Instructions to follow: Pick out each line of the records in which the word "Program" appears.
-------- Data for the task --------
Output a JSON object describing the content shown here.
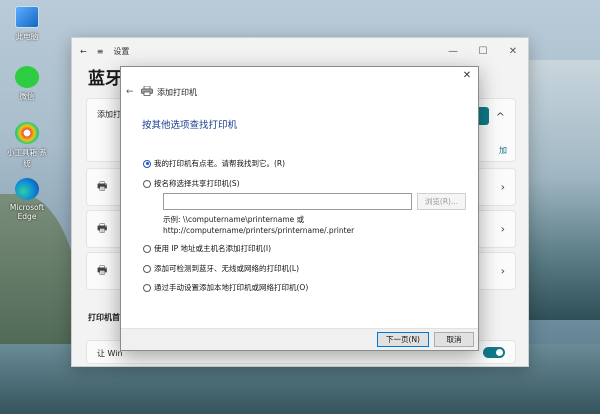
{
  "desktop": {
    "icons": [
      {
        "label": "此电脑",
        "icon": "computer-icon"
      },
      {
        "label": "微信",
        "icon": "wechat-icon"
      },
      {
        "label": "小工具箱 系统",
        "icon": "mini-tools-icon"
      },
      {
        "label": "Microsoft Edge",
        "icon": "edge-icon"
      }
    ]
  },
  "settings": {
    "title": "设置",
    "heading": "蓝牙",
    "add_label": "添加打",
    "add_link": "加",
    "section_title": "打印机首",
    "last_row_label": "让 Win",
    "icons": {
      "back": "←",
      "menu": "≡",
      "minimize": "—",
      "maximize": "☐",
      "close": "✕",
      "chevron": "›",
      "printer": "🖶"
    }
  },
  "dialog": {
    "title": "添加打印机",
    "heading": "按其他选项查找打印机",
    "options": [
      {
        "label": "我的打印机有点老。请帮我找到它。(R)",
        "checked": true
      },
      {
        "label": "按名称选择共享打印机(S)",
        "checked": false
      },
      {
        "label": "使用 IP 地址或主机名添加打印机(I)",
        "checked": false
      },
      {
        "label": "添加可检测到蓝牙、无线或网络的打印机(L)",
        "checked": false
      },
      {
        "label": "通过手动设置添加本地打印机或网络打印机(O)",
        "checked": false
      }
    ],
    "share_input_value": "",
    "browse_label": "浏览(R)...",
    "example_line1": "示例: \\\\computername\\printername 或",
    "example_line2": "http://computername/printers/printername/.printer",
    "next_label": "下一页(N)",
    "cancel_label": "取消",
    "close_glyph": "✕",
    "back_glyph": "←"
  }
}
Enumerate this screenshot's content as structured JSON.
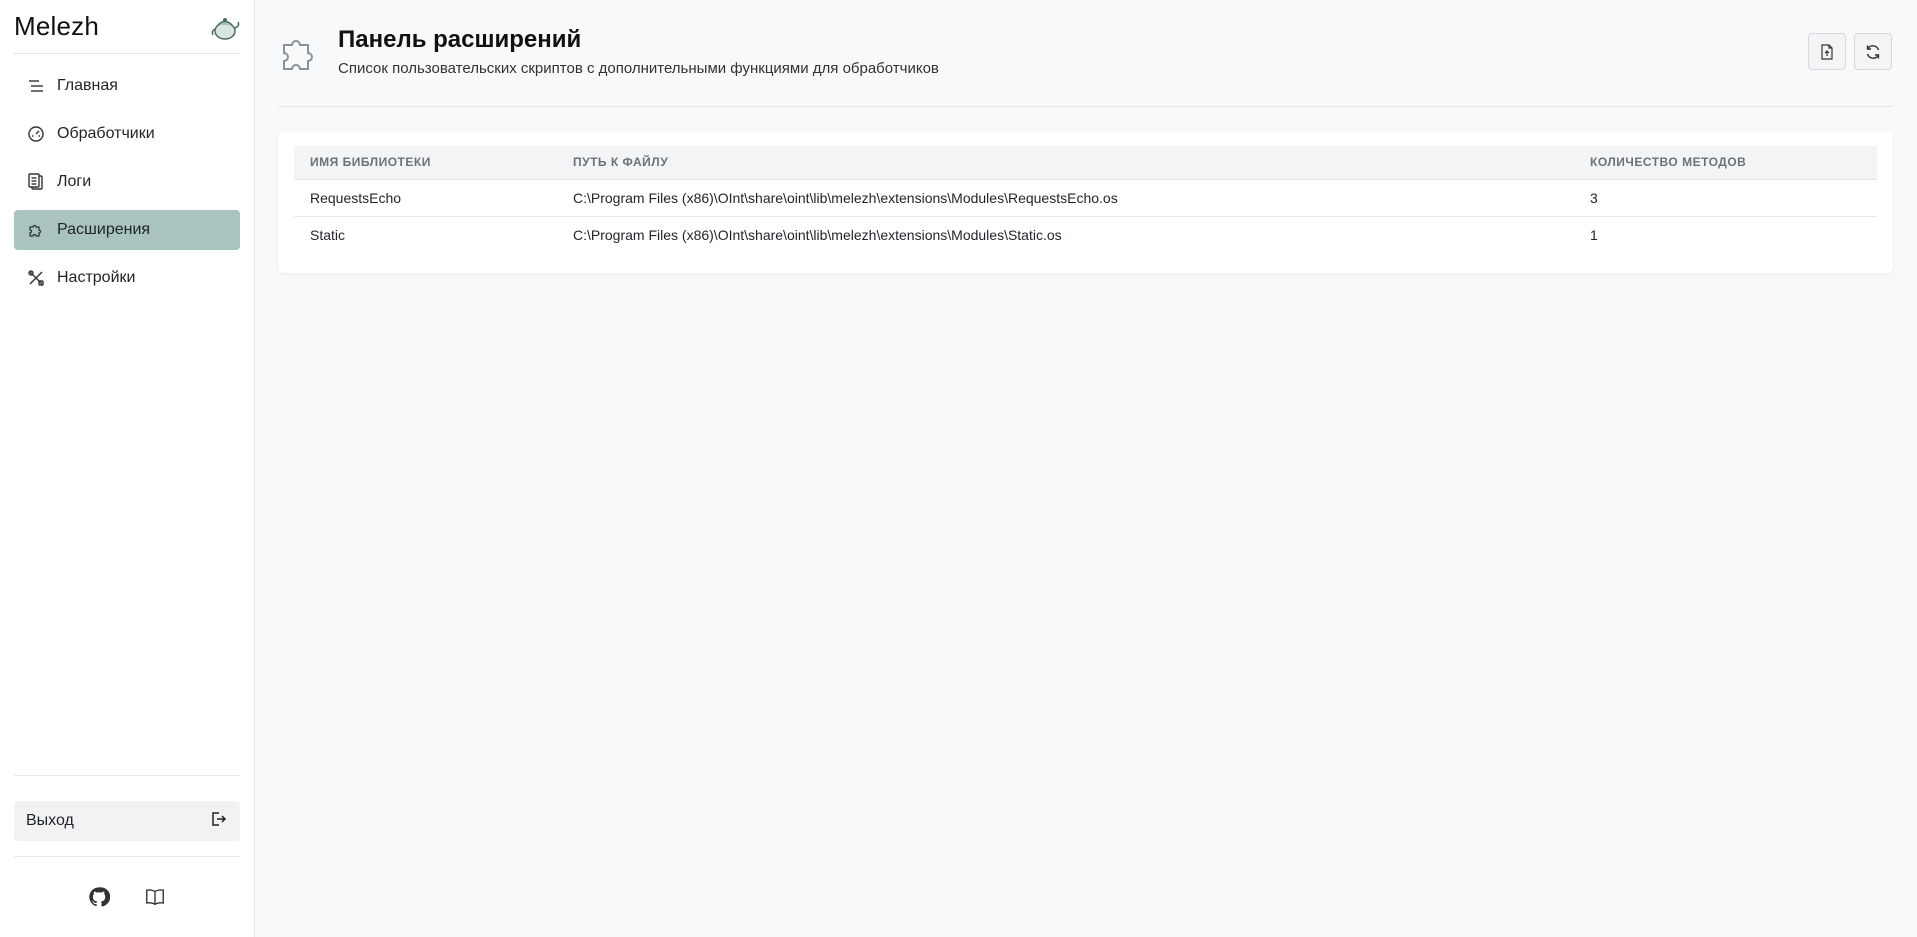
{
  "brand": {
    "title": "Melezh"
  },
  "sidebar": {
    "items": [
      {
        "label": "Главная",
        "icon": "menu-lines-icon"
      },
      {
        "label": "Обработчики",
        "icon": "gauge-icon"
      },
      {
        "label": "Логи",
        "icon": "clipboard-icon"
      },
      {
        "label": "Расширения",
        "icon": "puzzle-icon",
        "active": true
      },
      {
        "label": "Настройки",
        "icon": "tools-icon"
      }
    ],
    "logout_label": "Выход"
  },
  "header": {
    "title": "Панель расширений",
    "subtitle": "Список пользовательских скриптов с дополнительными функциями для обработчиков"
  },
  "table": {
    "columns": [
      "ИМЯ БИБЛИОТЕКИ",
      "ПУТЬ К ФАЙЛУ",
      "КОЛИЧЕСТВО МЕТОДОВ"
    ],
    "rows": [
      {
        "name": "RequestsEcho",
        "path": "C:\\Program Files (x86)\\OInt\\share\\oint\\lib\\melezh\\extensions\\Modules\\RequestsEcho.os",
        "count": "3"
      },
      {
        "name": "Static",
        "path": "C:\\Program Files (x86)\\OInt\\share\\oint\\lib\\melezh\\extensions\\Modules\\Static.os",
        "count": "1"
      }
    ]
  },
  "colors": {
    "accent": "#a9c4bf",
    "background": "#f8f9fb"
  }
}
--------
-------- Data for the task --------
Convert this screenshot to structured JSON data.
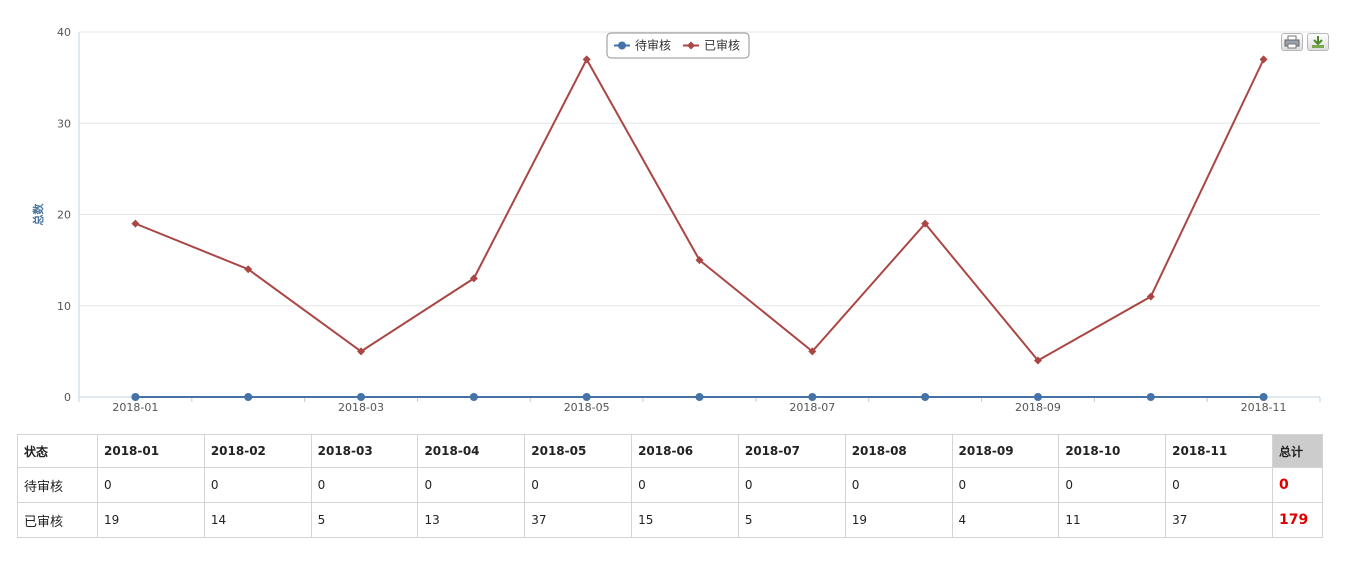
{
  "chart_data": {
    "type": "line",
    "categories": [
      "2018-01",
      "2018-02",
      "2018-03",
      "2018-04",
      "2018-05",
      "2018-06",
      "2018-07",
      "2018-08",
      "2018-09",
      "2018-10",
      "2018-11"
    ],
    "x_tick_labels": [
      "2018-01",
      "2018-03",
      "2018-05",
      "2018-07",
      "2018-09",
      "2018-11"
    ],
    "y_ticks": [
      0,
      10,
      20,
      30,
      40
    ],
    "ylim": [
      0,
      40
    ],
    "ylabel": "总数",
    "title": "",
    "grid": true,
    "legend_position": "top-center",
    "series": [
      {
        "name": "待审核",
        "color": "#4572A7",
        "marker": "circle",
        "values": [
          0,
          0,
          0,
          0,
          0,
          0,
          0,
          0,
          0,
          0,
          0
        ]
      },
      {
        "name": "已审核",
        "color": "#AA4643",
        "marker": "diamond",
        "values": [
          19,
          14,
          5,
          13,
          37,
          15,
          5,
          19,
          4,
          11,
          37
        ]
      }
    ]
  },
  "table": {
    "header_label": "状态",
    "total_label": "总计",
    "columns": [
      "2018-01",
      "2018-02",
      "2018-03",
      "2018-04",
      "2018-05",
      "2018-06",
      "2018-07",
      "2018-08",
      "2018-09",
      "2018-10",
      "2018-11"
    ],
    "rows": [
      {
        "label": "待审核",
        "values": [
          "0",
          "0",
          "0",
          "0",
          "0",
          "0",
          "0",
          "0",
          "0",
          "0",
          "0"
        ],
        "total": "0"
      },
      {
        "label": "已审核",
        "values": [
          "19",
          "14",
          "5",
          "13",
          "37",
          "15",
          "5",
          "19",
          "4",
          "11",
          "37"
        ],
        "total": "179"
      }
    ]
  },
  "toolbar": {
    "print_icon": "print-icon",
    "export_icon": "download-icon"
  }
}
--------
-------- Data for the task --------
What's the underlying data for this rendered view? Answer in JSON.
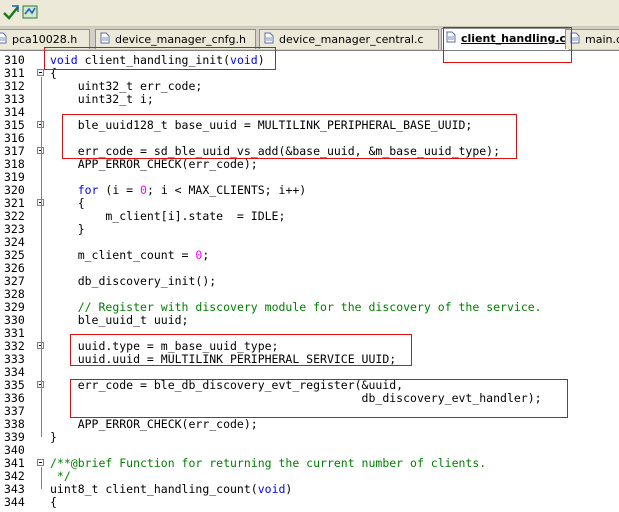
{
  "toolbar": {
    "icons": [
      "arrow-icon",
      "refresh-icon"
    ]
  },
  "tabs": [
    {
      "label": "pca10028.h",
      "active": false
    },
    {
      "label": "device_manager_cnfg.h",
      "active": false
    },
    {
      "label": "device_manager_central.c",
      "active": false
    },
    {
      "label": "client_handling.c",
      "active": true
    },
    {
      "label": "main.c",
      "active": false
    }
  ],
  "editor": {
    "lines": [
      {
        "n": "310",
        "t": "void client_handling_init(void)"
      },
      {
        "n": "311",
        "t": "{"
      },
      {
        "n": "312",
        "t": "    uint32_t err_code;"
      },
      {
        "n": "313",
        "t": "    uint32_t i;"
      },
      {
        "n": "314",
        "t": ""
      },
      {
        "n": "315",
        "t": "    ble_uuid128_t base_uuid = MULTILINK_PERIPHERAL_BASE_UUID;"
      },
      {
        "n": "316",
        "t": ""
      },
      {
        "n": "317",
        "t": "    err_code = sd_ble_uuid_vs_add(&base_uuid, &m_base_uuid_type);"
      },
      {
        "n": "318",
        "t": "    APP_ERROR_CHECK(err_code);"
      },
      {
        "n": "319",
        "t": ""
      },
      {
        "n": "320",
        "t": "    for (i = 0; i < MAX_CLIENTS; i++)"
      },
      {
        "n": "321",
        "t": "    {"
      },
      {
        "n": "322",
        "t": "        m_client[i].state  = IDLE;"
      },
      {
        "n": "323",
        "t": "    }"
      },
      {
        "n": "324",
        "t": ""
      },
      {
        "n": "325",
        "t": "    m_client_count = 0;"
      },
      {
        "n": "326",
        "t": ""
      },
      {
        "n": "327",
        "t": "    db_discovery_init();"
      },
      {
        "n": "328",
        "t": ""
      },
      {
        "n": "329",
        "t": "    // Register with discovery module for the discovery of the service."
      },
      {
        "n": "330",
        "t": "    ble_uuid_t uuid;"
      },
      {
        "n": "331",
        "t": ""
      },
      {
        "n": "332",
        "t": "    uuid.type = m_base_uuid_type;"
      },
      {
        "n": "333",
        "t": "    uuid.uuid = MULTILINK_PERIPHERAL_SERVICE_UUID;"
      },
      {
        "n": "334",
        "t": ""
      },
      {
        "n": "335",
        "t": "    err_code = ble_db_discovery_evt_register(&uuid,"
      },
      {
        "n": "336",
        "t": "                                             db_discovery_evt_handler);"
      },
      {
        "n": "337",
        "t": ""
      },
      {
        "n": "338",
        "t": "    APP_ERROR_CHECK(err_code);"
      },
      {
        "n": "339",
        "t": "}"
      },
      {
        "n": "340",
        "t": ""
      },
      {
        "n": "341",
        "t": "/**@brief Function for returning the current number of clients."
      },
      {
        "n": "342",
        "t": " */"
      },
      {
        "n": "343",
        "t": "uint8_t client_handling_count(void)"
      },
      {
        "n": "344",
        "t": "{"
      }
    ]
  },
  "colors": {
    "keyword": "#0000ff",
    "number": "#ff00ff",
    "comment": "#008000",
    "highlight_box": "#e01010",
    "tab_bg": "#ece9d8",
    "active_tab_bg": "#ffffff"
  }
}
--------
Final result:
        "path": "C:\\Program Files (x86)\\OInt\\share\\oint\\lib\\melezh\\extensions\\Modules\\RequestsEcho.os",
        "path": "C:\\Program Files (x86)\\OInt\\share\\oint\\lib\\melezh\\extensions\\Modules\\Static.os",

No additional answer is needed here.